[Extracted data entries]
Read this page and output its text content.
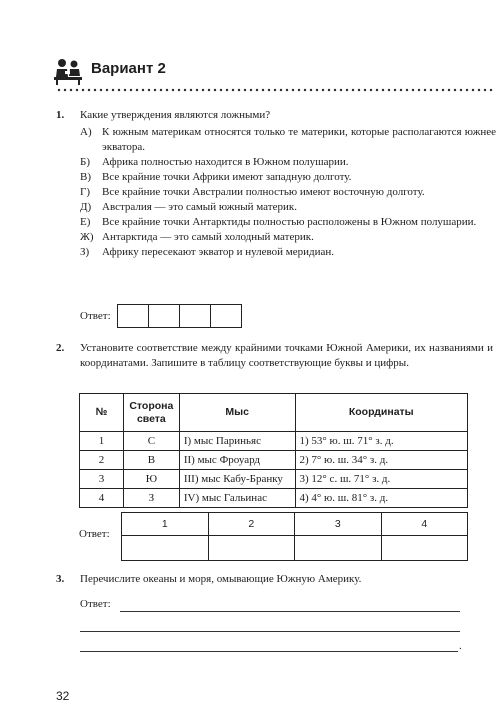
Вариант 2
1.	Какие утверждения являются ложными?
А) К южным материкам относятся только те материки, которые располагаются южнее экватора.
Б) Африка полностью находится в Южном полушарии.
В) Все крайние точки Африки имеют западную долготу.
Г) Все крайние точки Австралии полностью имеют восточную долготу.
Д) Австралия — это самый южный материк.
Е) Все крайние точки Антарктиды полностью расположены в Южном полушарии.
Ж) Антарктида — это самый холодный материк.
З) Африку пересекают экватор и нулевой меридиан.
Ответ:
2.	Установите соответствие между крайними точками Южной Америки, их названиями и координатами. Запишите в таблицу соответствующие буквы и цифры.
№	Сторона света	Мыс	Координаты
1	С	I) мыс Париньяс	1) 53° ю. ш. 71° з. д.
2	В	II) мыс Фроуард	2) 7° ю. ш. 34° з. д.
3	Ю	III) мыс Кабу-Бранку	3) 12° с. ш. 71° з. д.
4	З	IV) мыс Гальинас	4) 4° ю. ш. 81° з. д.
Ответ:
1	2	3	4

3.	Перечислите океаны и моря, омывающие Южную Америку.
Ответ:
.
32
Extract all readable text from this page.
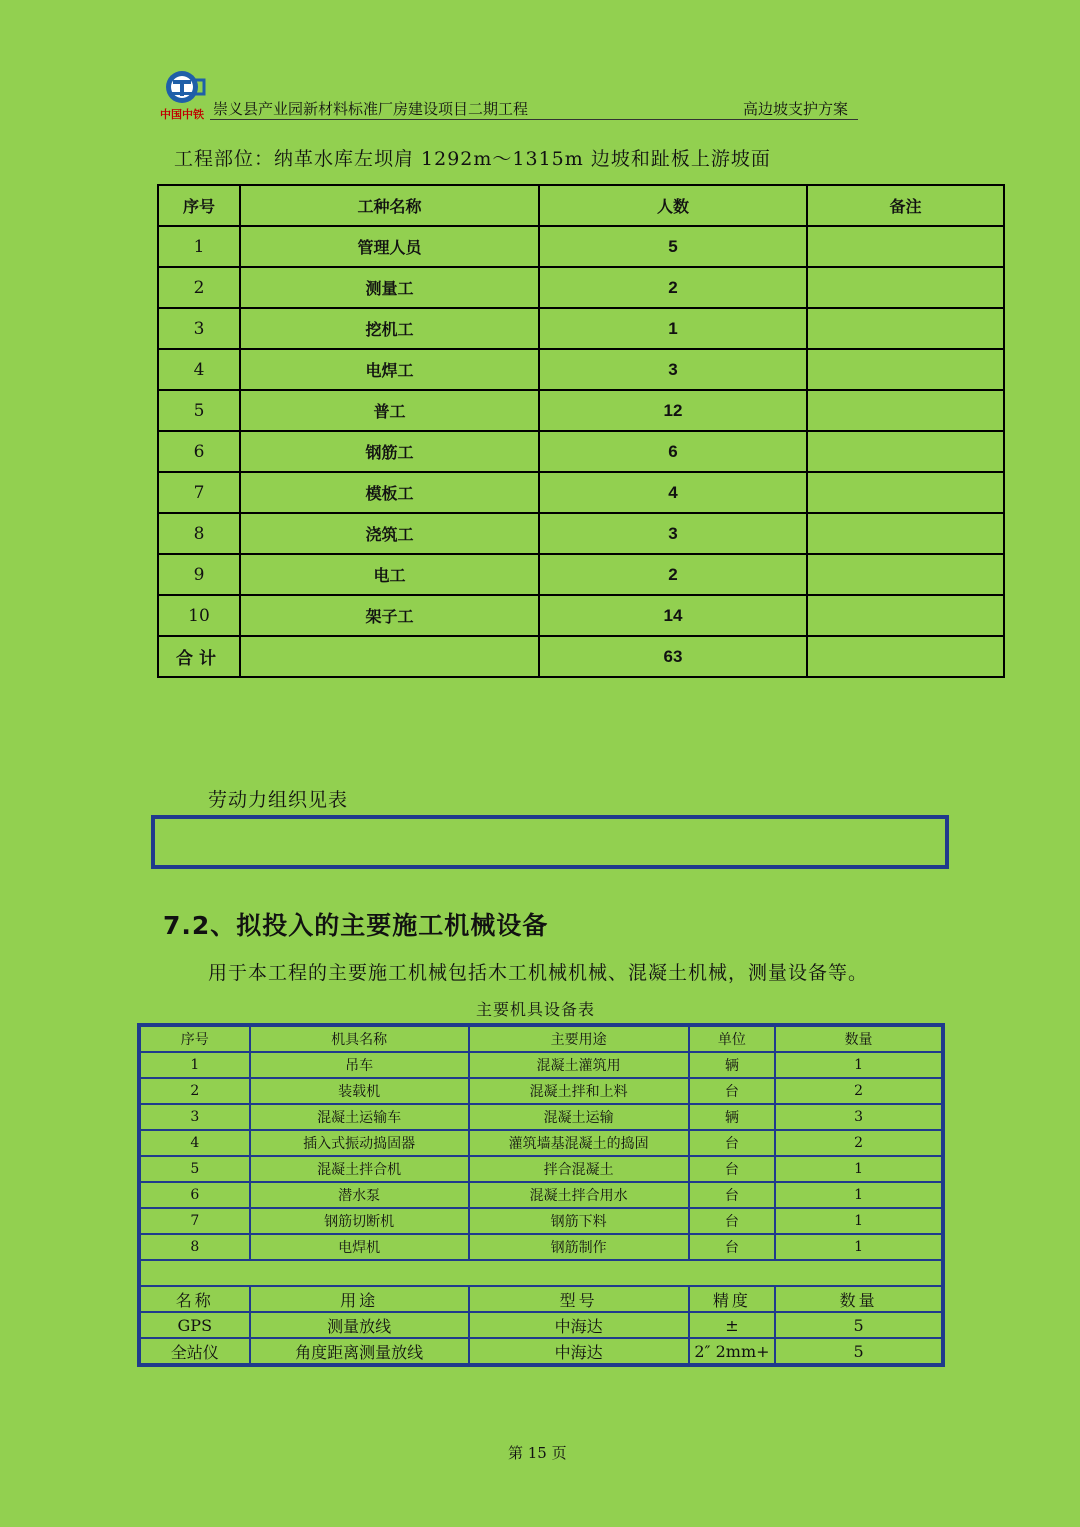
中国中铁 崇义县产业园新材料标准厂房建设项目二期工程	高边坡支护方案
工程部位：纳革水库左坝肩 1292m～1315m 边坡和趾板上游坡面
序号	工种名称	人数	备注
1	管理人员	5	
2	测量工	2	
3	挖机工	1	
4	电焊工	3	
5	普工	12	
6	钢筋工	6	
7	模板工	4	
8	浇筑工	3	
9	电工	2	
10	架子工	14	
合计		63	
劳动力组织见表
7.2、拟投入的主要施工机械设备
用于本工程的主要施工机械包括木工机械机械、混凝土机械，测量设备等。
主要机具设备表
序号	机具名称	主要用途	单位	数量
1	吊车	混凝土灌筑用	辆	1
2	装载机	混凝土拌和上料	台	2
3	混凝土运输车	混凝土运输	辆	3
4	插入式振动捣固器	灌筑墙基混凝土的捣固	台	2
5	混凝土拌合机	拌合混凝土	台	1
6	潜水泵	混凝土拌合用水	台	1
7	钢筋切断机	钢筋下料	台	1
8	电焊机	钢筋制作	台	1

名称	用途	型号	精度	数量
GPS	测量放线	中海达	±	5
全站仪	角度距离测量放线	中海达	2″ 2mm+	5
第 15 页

To be done: Which lines hold the word "полушарии"? Show each one.

Exercise output:
Б) Африка полностью находится в Южном полушарии.
Е) Все крайние точки Антарктиды полностью расположены в Южном полушарии.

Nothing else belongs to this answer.